## Task instructions
Write out each record below exactly as it appears, with no pictures.

>> BEGIN Excerpted data

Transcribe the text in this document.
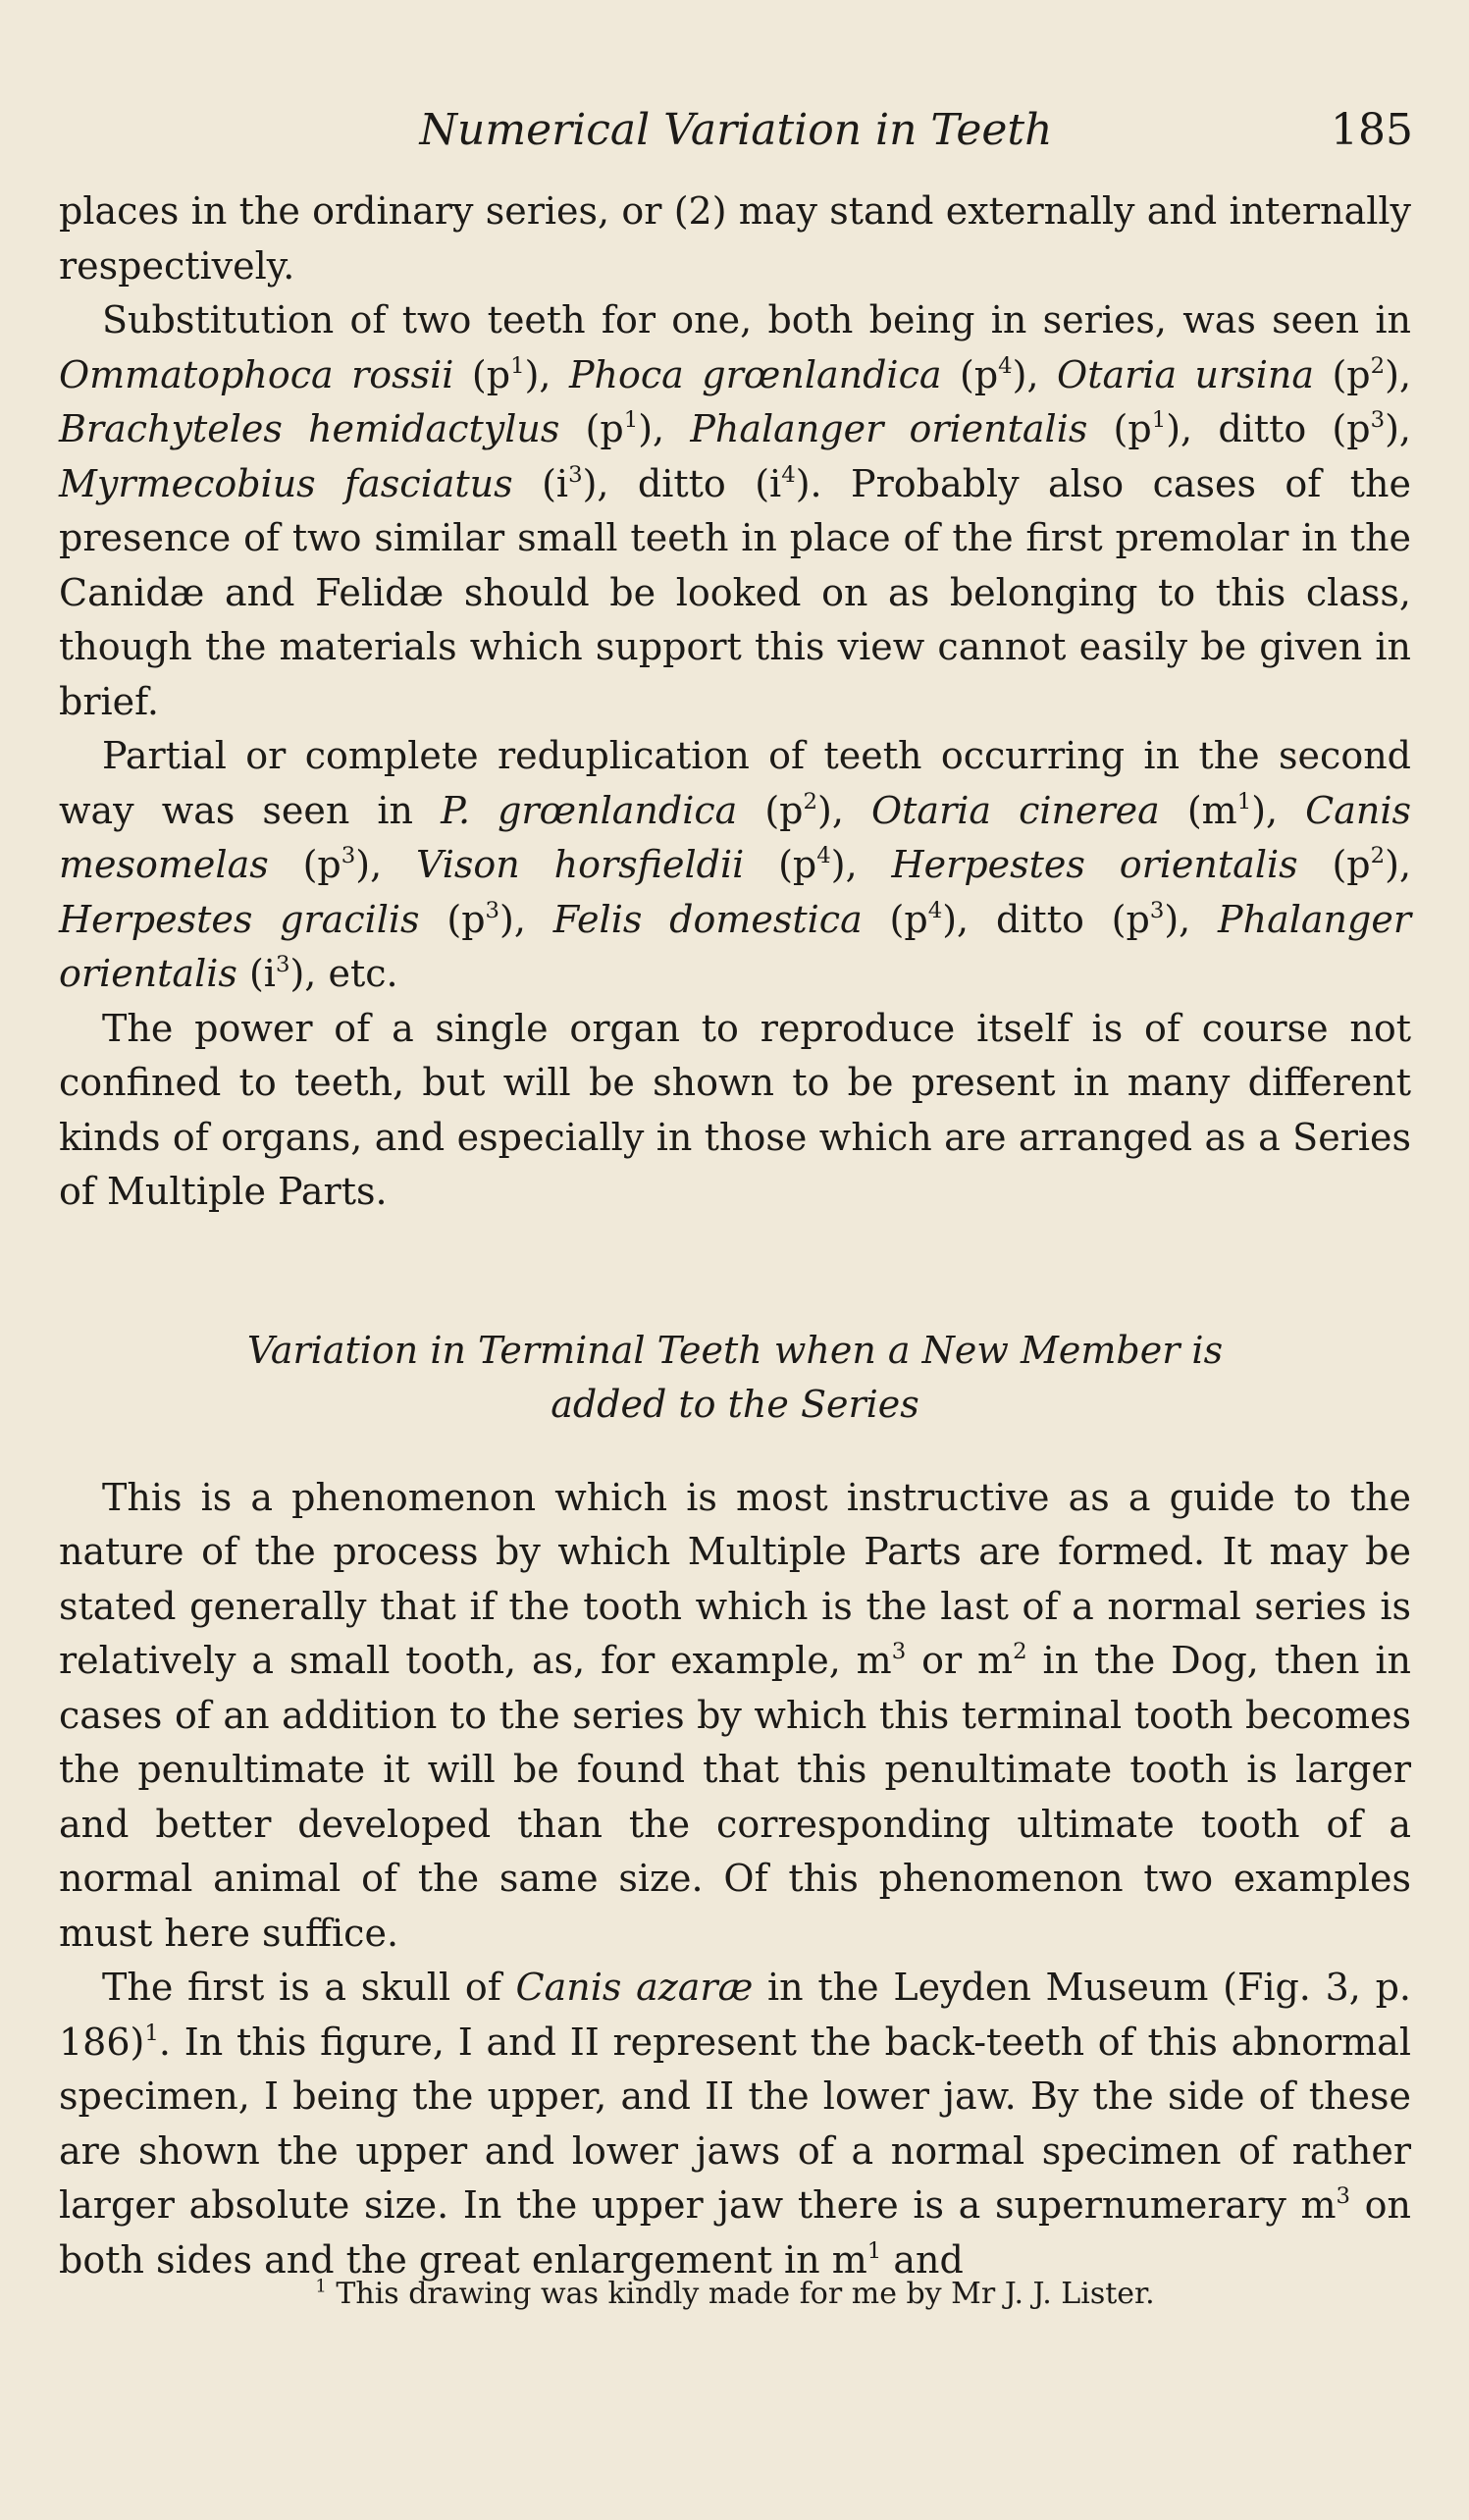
Numerical Variation in Teeth	185

places in the ordinary series, or (2) may stand externally and internally respectively.

Substitution of two teeth for one, both being in series, was seen in Ommatophoca rossii $(p^1)$, Phoca grœnlandica $(p^4)$, Otaria ursina $(p^2)$, Brachyteles hemidactylus $(p^1)$, Phalanger orientalis $(p^1)$, ditto $(p^3)$, Myrmecobius fasciatus $(i^3)$, ditto $(i^4)$. Probably also cases of the presence of two similar small teeth in place of the first premolar in the Canidæ and Felidæ should be looked on as belonging to this class, though the materials which support this view cannot easily be given in brief.

Partial or complete reduplication of teeth occurring in the second way was seen in P. grœnlandica $(p^2)$, Otaria cinerea $(m^1)$, Canis mesomelas $(p^3)$, Vison horsfieldii $(p^4)$, Herpestes orientalis $(p^2)$, Herpestes gracilis $(p^3)$, Felis domestica $(p^4)$, ditto $(p^3)$, Phalanger orientalis $(i^3)$, etc.

The power of a single organ to reproduce itself is of course not confined to teeth, but will be shown to be present in many different kinds of organs, and especially in those which are arranged as a Series of Multiple Parts.

Variation in Terminal Teeth when a New Member is
added to the Series

This is a phenomenon which is most instructive as a guide to the nature of the process by which Multiple Parts are formed. It may be stated generally that if the tooth which is the last of a normal series is relatively a small tooth, as, for example, $m^3$ or $m^2$ in the Dog, then in cases of an addition to the series by which this terminal tooth becomes the penultimate it will be found that this penultimate tooth is larger and better developed than the corresponding ultimate tooth of a normal animal of the same size. Of this phenomenon two examples must here suffice.

The first is a skull of Canis azaræ in the Leyden Museum (Fig. 3, p. 186)$^1$. In this figure, I and II represent the back-teeth of this abnormal specimen, I being the upper, and II the lower jaw. By the side of these are shown the upper and lower jaws of a normal specimen of rather larger absolute size. In the upper jaw there is a supernumerary $m^3$ on both sides and the great enlargement in $m^1$ and

$^1$ This drawing was kindly made for me by Mr J. J. Lister.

>> END Excerpted data

## Task output
Transcribe the text in this document.
Numerical Variation in Teeth	185

places in the ordinary series, or (2) may stand externally and internally respectively.

Substitution of two teeth for one, both being in series, was seen in Ommatophoca rossii $(p^1)$, Phoca grœnlandica $(p^4)$, Otaria ursina $(p^2)$, Brachyteles hemidactylus $(p^1)$, Phalanger orientalis $(p^1)$, ditto $(p^3)$, Myrmecobius fasciatus $(i^3)$, ditto $(i^4)$. Probably also cases of the presence of two similar small teeth in place of the first premolar in the Canidæ and Felidæ should be looked on as belonging to this class, though the materials which support this view cannot easily be given in brief.

Partial or complete reduplication of teeth occurring in the second way was seen in P. grœnlandica $(p^2)$, Otaria cinerea $(m^1)$, Canis mesomelas $(p^3)$, Vison horsfieldii $(p^4)$, Herpestes orientalis $(p^2)$, Herpestes gracilis $(p^3)$, Felis domestica $(p^4)$, ditto $(p^3)$, Phalanger orientalis $(i^3)$, etc.

The power of a single organ to reproduce itself is of course not confined to teeth, but will be shown to be present in many different kinds of organs, and especially in those which are arranged as a Series of Multiple Parts.

Variation in Terminal Teeth when a New Member is
added to the Series

This is a phenomenon which is most instructive as a guide to the nature of the process by which Multiple Parts are formed. It may be stated generally that if the tooth which is the last of a normal series is relatively a small tooth, as, for example, $m^3$ or $m^2$ in the Dog, then in cases of an addition to the series by which this terminal tooth becomes the penultimate it will be found that this penultimate tooth is larger and better developed than the corresponding ultimate tooth of a normal animal of the same size. Of this phenomenon two examples must here suffice.

The first is a skull of Canis azaræ in the Leyden Museum (Fig. 3, p. 186)$^1$. In this figure, I and II represent the back-teeth of this abnormal specimen, I being the upper, and II the lower jaw. By the side of these are shown the upper and lower jaws of a normal specimen of rather larger absolute size. In the upper jaw there is a supernumerary $m^3$ on both sides and the great enlargement in $m^1$ and

$^1$ This drawing was kindly made for me by Mr J. J. Lister.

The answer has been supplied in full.